Exercise description
Give the entries again exactly, every one of them.

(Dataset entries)
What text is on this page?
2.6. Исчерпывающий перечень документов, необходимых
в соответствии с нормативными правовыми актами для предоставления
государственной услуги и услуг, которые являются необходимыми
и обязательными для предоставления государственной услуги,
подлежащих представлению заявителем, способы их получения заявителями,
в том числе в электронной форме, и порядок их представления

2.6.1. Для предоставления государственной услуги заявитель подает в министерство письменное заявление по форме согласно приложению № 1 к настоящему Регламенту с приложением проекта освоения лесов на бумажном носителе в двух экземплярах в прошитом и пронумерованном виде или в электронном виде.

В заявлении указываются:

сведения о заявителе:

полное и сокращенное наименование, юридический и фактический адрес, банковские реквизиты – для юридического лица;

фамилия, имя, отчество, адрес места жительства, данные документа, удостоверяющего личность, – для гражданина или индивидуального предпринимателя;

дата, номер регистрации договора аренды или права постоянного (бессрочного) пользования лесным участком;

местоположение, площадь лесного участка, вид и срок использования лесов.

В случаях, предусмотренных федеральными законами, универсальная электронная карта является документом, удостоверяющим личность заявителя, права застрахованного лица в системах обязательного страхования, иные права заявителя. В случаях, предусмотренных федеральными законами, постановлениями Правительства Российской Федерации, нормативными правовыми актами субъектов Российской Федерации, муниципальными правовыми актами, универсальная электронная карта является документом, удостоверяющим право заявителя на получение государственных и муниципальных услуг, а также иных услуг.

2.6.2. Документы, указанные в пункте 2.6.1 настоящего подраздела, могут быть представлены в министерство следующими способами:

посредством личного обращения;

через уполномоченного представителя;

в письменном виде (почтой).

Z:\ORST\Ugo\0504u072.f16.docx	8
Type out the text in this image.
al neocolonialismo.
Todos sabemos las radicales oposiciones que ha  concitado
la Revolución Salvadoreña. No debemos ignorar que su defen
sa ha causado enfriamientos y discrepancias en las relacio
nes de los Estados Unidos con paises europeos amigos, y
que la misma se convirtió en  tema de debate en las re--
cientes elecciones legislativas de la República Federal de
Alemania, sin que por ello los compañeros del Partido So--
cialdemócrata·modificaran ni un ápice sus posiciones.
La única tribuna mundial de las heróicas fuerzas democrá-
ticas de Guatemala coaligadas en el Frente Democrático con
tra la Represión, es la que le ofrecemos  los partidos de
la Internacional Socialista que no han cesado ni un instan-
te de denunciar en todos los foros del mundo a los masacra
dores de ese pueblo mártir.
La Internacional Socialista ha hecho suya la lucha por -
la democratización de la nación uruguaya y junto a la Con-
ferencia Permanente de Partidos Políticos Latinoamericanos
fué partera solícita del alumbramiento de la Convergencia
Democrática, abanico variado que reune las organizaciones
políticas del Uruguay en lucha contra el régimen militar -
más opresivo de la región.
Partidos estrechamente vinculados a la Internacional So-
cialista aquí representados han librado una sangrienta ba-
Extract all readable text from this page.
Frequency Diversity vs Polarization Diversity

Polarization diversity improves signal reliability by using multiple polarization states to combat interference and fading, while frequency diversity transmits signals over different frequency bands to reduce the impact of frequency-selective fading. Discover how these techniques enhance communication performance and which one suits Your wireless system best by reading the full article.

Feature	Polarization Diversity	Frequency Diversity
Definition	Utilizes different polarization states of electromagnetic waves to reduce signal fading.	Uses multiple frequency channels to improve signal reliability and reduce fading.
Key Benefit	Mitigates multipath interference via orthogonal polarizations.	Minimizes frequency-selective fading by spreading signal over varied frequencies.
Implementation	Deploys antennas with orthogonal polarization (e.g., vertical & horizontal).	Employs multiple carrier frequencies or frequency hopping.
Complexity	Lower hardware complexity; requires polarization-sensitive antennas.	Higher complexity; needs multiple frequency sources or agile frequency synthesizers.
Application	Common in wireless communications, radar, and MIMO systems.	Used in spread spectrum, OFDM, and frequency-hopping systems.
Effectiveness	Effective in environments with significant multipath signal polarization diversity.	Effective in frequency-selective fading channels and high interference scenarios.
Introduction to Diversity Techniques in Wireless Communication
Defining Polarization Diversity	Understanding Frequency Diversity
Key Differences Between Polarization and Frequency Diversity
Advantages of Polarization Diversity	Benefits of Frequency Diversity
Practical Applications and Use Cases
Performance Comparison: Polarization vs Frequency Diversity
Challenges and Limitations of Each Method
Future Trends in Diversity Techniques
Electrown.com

Reply
What text is on this page?
2.6. Исчерпывающий перечень документов, необходимых
в соответствии с нормативными правовыми актами для предоставления
государственной услуги и услуг, которые являются необходимыми
и обязательными для предоставления государственной услуги,
подлежащих представлению заявителем, способы их получения заявителями,
в том числе в электронной форме, и порядок их представления

2.6.1. Для предоставления государственной услуги заявитель подает в министерство письменное заявление по форме согласно приложению № 1 к настоящему Регламенту с приложением проекта освоения лесов на бумажном носителе в двух экземплярах в прошитом и пронумерованном виде или в электронном виде.

В заявлении указываются:

сведения о заявителе:

полное и сокращенное наименование, юридический и фактический адрес, банковские реквизиты – для юридического лица;

фамилия, имя, отчество, адрес места жительства, данные документа, удостоверяющего личность, – для гражданина или индивидуального предпринимателя;

дата, номер регистрации договора аренды или права постоянного (бессрочного) пользования лесным участком;

местоположение, площадь лесного участка, вид и срок использования лесов.

В случаях, предусмотренных федеральными законами, универсальная электронная карта является документом, удостоверяющим личность заявителя, права застрахованного лица в системах обязательного страхования, иные права заявителя. В случаях, предусмотренных федеральными законами, постановлениями Правительства Российской Федерации, нормативными правовыми актами субъектов Российской Федерации, муниципальными правовыми актами, универсальная электронная карта является документом, удостоверяющим право заявителя на получение государственных и муниципальных услуг, а также иных услуг.

2.6.2. Документы, указанные в пункте 2.6.1 настоящего подраздела, могут быть представлены в министерство следующими способами:

посредством личного обращения;

через уполномоченного представителя;

в письменном виде (почтой).

Z:\ORST\Ugo\0504u072.f16.docx	8
Type out the text in this image.
al neocolonialismo.
Todos sabemos las radicales oposiciones que ha  concitado
la Revolución Salvadoreña. No debemos ignorar que su defen
sa ha causado enfriamientos y discrepancias en las relacio
nes de los Estados Unidos con paises europeos amigos, y
que la misma se convirtió en  tema de debate en las re--
cientes elecciones legislativas de la República Federal de
Alemania, sin que por ello los compañeros del Partido So--
cialdemócrata·modificaran ni un ápice sus posiciones.
La única tribuna mundial de las heróicas fuerzas democrá-
ticas de Guatemala coaligadas en el Frente Democrático con
tra la Represión, es la que le ofrecemos  los partidos de
la Internacional Socialista que no han cesado ni un instan-
te de denunciar en todos los foros del mundo a los masacra
dores de ese pueblo mártir.
La Internacional Socialista ha hecho suya la lucha por -
la democratización de la nación uruguaya y junto a la Con-
ferencia Permanente de Partidos Políticos Latinoamericanos
fué partera solícita del alumbramiento de la Convergencia
Democrática, abanico variado que reune las organizaciones
políticas del Uruguay en lucha contra el régimen militar -
más opresivo de la región.
Partidos estrechamente vinculados a la Internacional So-
cialista aquí representados han librado una sangrienta ba-
Extract all readable text from this page.
Frequency Diversity vs Polarization Diversity

Polarization diversity improves signal reliability by using multiple polarization states to combat interference and fading, while frequency diversity transmits signals over different frequency bands to reduce the impact of frequency-selective fading. Discover how these techniques enhance communication performance and which one suits Your wireless system best by reading the full article.

Feature	Polarization Diversity	Frequency Diversity
Definition	Utilizes different polarization states of electromagnetic waves to reduce signal fading.	Uses multiple frequency channels to improve signal reliability and reduce fading.
Key Benefit	Mitigates multipath interference via orthogonal polarizations.	Minimizes frequency-selective fading by spreading signal over varied frequencies.
Implementation	Deploys antennas with orthogonal polarization (e.g., vertical & horizontal).	Employs multiple carrier frequencies or frequency hopping.
Complexity	Lower hardware complexity; requires polarization-sensitive antennas.	Higher complexity; needs multiple frequency sources or agile frequency synthesizers.
Application	Common in wireless communications, radar, and MIMO systems.	Used in spread spectrum, OFDM, and frequency-hopping systems.
Effectiveness	Effective in environments with significant multipath signal polarization diversity.	Effective in frequency-selective fading channels and high interference scenarios.
Introduction to Diversity Techniques in Wireless Communication
Defining Polarization Diversity	Understanding Frequency Diversity
Key Differences Between Polarization and Frequency Diversity
Advantages of Polarization Diversity	Benefits of Frequency Diversity
Practical Applications and Use Cases
Performance Comparison: Polarization vs Frequency Diversity
Challenges and Limitations of Each Method
Future Trends in Diversity Techniques
Electrown.com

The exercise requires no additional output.